*AIM OF THE TASK*. Quote each record exactly, please, leaving none out.

§ §

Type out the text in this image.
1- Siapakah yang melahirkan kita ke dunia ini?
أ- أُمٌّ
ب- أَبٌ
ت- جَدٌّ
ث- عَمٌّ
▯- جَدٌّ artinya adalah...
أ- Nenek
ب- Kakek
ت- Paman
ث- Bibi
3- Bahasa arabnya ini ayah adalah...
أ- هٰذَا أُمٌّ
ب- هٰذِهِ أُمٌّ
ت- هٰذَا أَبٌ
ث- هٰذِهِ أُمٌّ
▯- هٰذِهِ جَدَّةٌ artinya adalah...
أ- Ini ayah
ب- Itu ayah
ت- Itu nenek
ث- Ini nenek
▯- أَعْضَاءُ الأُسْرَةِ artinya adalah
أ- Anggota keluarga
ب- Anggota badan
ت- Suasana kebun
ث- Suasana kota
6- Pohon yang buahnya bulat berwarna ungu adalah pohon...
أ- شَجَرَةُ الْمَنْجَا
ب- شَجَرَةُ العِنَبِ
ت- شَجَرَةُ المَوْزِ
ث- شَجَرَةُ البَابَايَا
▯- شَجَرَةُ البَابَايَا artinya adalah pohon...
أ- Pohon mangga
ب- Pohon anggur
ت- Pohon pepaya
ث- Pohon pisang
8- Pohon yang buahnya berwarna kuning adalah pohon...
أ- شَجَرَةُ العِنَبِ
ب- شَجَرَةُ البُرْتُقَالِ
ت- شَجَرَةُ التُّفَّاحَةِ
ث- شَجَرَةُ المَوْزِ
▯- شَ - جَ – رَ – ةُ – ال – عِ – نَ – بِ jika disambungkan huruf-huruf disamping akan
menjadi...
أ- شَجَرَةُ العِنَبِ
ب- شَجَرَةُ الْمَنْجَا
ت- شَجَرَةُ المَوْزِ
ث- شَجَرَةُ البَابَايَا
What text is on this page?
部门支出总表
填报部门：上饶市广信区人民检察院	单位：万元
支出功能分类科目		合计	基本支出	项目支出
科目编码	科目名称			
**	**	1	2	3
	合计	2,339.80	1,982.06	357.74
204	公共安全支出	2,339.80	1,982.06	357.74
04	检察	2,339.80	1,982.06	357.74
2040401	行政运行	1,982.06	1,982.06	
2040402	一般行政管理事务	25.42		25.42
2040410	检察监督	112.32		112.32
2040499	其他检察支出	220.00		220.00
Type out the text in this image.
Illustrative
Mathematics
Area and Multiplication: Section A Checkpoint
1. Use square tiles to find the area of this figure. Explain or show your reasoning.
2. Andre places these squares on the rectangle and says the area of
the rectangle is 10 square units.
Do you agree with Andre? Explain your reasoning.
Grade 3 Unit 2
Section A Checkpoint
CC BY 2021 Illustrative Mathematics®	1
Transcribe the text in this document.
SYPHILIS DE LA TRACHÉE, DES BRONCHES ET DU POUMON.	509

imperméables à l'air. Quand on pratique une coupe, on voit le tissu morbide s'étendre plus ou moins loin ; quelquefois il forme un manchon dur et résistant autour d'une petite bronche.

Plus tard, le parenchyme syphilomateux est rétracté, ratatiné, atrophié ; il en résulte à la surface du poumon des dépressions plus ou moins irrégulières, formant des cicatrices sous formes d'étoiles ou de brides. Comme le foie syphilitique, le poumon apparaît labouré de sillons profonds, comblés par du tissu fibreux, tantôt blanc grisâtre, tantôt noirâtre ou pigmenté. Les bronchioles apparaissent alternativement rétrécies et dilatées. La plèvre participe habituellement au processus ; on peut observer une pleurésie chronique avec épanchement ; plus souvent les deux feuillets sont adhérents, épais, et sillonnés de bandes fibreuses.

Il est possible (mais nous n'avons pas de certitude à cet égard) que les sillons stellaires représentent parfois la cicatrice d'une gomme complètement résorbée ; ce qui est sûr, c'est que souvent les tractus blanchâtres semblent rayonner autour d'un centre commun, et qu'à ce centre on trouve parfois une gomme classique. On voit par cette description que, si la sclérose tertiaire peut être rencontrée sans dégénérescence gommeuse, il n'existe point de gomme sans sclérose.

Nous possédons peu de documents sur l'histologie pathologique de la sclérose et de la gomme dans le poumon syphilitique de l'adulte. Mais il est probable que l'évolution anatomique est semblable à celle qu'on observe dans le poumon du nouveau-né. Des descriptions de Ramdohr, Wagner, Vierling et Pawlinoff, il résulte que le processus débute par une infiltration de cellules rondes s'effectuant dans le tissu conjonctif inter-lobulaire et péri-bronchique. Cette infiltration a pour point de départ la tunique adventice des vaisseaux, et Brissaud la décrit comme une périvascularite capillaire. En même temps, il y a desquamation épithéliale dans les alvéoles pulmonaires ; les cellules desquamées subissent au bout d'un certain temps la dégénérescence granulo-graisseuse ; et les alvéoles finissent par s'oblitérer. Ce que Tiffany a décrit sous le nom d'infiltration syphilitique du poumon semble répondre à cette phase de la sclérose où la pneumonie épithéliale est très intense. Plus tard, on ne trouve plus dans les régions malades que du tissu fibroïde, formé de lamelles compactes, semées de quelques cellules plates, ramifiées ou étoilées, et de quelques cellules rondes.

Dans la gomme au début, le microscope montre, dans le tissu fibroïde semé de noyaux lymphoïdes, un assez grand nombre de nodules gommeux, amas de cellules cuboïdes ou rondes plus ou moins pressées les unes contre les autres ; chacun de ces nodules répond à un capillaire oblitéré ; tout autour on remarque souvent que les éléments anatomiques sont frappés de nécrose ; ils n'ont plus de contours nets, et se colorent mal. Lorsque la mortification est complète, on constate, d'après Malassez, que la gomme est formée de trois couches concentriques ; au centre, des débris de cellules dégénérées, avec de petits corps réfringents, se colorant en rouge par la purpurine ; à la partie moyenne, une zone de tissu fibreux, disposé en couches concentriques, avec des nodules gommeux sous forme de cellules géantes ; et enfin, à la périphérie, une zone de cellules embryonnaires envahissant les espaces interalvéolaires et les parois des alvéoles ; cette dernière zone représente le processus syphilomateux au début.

§ §

*WORKED SOLUTION*.
Type out the text in this image.
1- Siapakah yang melahirkan kita ke dunia ini?
أ- أُمٌّ
ب- أَبٌ
ت- جَدٌّ
ث- عَمٌّ
▯- جَدٌّ artinya adalah...
أ- Nenek
ب- Kakek
ت- Paman
ث- Bibi
3- Bahasa arabnya ini ayah adalah...
أ- هٰذَا أُمٌّ
ب- هٰذِهِ أُمٌّ
ت- هٰذَا أَبٌ
ث- هٰذِهِ أُمٌّ
▯- هٰذِهِ جَدَّةٌ artinya adalah...
أ- Ini ayah
ب- Itu ayah
ت- Itu nenek
ث- Ini nenek
▯- أَعْضَاءُ الأُسْرَةِ artinya adalah
أ- Anggota keluarga
ب- Anggota badan
ت- Suasana kebun
ث- Suasana kota
6- Pohon yang buahnya bulat berwarna ungu adalah pohon...
أ- شَجَرَةُ الْمَنْجَا
ب- شَجَرَةُ العِنَبِ
ت- شَجَرَةُ المَوْزِ
ث- شَجَرَةُ البَابَايَا
▯- شَجَرَةُ البَابَايَا artinya adalah pohon...
أ- Pohon mangga
ب- Pohon anggur
ت- Pohon pepaya
ث- Pohon pisang
8- Pohon yang buahnya berwarna kuning adalah pohon...
أ- شَجَرَةُ العِنَبِ
ب- شَجَرَةُ البُرْتُقَالِ
ت- شَجَرَةُ التُّفَّاحَةِ
ث- شَجَرَةُ المَوْزِ
▯- شَ - جَ – رَ – ةُ – ال – عِ – نَ – بِ jika disambungkan huruf-huruf disamping akan
menjadi...
أ- شَجَرَةُ العِنَبِ
ب- شَجَرَةُ الْمَنْجَا
ت- شَجَرَةُ المَوْزِ
ث- شَجَرَةُ البَابَايَا
What text is on this page?
部门支出总表
填报部门：上饶市广信区人民检察院	单位：万元
支出功能分类科目		合计	基本支出	项目支出
科目编码	科目名称			
**	**	1	2	3
	合计	2,339.80	1,982.06	357.74
204	公共安全支出	2,339.80	1,982.06	357.74
04	检察	2,339.80	1,982.06	357.74
2040401	行政运行	1,982.06	1,982.06	
2040402	一般行政管理事务	25.42		25.42
2040410	检察监督	112.32		112.32
2040499	其他检察支出	220.00		220.00
Type out the text in this image.
Illustrative
Mathematics
Area and Multiplication: Section A Checkpoint
1. Use square tiles to find the area of this figure. Explain or show your reasoning.
2. Andre places these squares on the rectangle and says the area of
the rectangle is 10 square units.
Do you agree with Andre? Explain your reasoning.
Grade 3 Unit 2
Section A Checkpoint
CC BY 2021 Illustrative Mathematics®	1
Transcribe the text in this document.
SYPHILIS DE LA TRACHÉE, DES BRONCHES ET DU POUMON.	509

imperméables à l'air. Quand on pratique une coupe, on voit le tissu morbide s'étendre plus ou moins loin ; quelquefois il forme un manchon dur et résistant autour d'une petite bronche.

Plus tard, le parenchyme syphilomateux est rétracté, ratatiné, atrophié ; il en résulte à la surface du poumon des dépressions plus ou moins irrégulières, formant des cicatrices sous formes d'étoiles ou de brides. Comme le foie syphilitique, le poumon apparaît labouré de sillons profonds, comblés par du tissu fibreux, tantôt blanc grisâtre, tantôt noirâtre ou pigmenté. Les bronchioles apparaissent alternativement rétrécies et dilatées. La plèvre participe habituellement au processus ; on peut observer une pleurésie chronique avec épanchement ; plus souvent les deux feuillets sont adhérents, épais, et sillonnés de bandes fibreuses.

Il est possible (mais nous n'avons pas de certitude à cet égard) que les sillons stellaires représentent parfois la cicatrice d'une gomme complètement résorbée ; ce qui est sûr, c'est que souvent les tractus blanchâtres semblent rayonner autour d'un centre commun, et qu'à ce centre on trouve parfois une gomme classique. On voit par cette description que, si la sclérose tertiaire peut être rencontrée sans dégénérescence gommeuse, il n'existe point de gomme sans sclérose.

Nous possédons peu de documents sur l'histologie pathologique de la sclérose et de la gomme dans le poumon syphilitique de l'adulte. Mais il est probable que l'évolution anatomique est semblable à celle qu'on observe dans le poumon du nouveau-né. Des descriptions de Ramdohr, Wagner, Vierling et Pawlinoff, il résulte que le processus débute par une infiltration de cellules rondes s'effectuant dans le tissu conjonctif inter-lobulaire et péri-bronchique. Cette infiltration a pour point de départ la tunique adventice des vaisseaux, et Brissaud la décrit comme une périvascularite capillaire. En même temps, il y a desquamation épithéliale dans les alvéoles pulmonaires ; les cellules desquamées subissent au bout d'un certain temps la dégénérescence granulo-graisseuse ; et les alvéoles finissent par s'oblitérer. Ce que Tiffany a décrit sous le nom d'infiltration syphilitique du poumon semble répondre à cette phase de la sclérose où la pneumonie épithéliale est très intense. Plus tard, on ne trouve plus dans les régions malades que du tissu fibroïde, formé de lamelles compactes, semées de quelques cellules plates, ramifiées ou étoilées, et de quelques cellules rondes.

Dans la gomme au début, le microscope montre, dans le tissu fibroïde semé de noyaux lymphoïdes, un assez grand nombre de nodules gommeux, amas de cellules cuboïdes ou rondes plus ou moins pressées les unes contre les autres ; chacun de ces nodules répond à un capillaire oblitéré ; tout autour on remarque souvent que les éléments anatomiques sont frappés de nécrose ; ils n'ont plus de contours nets, et se colorent mal. Lorsque la mortification est complète, on constate, d'après Malassez, que la gomme est formée de trois couches concentriques ; au centre, des débris de cellules dégénérées, avec de petits corps réfringents, se colorant en rouge par la purpurine ; à la partie moyenne, une zone de tissu fibreux, disposé en couches concentriques, avec des nodules gommeux sous forme de cellules géantes ; et enfin, à la périphérie, une zone de cellules embryonnaires envahissant les espaces interalvéolaires et les parois des alvéoles ; cette dernière zone représente le processus syphilomateux au début.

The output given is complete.